▶ [What is required]:
Reply with one number only: the count of lines below that contain the word "this".

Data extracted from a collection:
########################################

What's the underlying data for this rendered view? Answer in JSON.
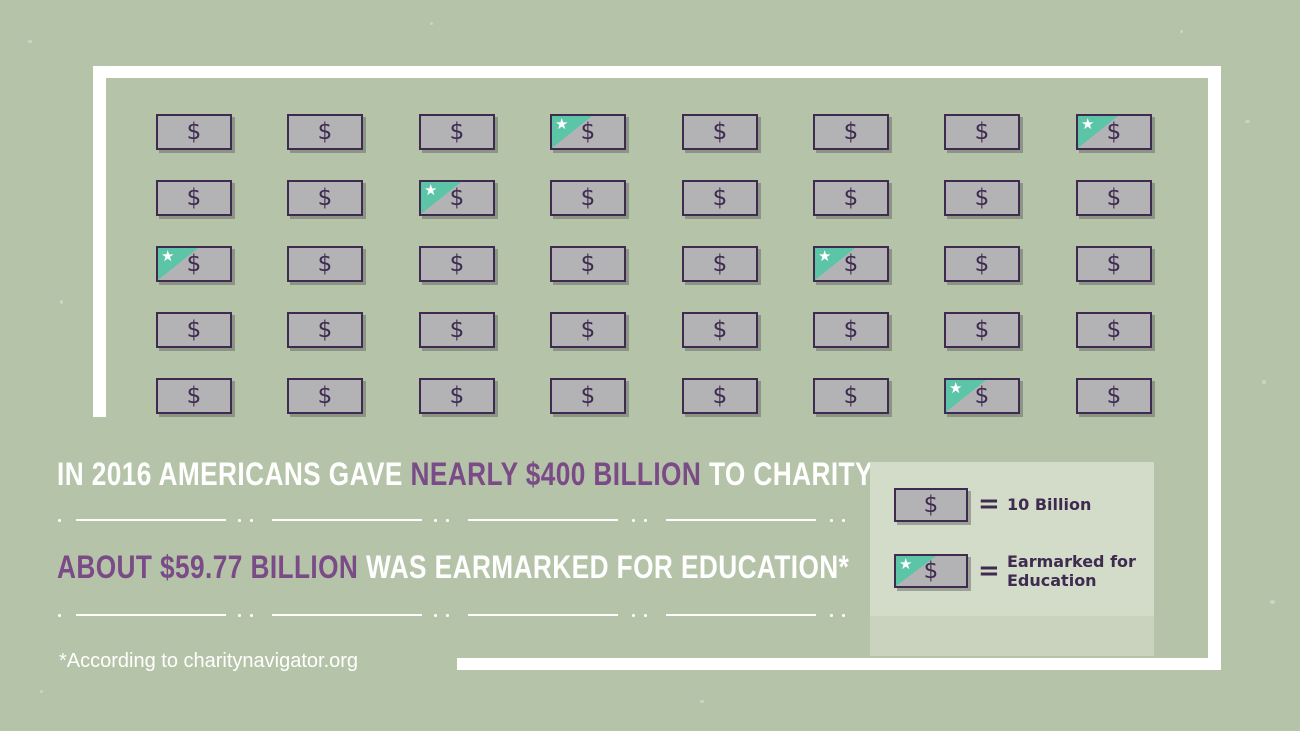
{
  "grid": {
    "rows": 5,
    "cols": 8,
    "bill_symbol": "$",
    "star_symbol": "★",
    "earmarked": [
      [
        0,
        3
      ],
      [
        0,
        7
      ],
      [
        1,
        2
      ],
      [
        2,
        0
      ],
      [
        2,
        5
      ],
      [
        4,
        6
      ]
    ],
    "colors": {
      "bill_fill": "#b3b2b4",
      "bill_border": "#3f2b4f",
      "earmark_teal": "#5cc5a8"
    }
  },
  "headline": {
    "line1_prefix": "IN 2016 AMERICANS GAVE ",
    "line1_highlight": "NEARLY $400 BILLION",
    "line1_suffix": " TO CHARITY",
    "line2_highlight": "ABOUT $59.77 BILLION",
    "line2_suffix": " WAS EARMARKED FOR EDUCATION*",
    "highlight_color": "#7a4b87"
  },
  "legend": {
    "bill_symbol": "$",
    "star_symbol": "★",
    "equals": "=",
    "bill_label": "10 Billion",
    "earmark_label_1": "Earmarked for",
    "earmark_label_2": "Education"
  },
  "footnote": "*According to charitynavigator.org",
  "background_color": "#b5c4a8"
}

########################################

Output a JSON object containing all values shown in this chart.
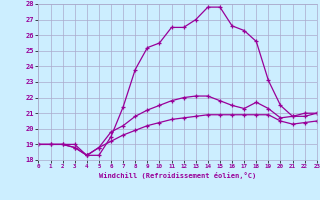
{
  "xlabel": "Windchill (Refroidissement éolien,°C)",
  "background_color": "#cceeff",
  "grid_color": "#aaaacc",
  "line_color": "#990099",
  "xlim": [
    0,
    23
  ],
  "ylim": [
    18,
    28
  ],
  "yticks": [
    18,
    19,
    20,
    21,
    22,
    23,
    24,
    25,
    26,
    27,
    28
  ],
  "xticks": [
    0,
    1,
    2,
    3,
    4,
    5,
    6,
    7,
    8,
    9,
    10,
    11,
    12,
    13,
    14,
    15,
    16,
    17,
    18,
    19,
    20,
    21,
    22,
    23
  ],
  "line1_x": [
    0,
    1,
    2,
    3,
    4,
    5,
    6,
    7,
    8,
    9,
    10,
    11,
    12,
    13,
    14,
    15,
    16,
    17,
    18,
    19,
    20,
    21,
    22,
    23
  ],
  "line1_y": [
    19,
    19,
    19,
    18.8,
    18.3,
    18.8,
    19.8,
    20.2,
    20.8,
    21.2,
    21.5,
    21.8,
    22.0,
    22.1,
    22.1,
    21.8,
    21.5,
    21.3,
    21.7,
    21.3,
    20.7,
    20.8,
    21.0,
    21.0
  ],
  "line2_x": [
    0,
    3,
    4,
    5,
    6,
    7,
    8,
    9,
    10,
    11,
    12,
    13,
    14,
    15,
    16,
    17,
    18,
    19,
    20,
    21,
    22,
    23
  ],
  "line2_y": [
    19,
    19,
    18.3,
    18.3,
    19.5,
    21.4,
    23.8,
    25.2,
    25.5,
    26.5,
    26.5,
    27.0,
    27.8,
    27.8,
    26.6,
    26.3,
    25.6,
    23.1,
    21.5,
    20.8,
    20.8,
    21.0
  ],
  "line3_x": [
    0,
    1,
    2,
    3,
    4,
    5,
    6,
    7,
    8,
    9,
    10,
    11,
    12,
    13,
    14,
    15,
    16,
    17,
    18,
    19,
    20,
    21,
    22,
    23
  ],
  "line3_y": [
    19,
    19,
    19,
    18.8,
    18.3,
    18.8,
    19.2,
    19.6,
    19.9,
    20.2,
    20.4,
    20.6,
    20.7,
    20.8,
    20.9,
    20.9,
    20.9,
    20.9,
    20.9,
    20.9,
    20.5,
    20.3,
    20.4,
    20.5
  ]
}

########################################

▶ [Problem solution]:
2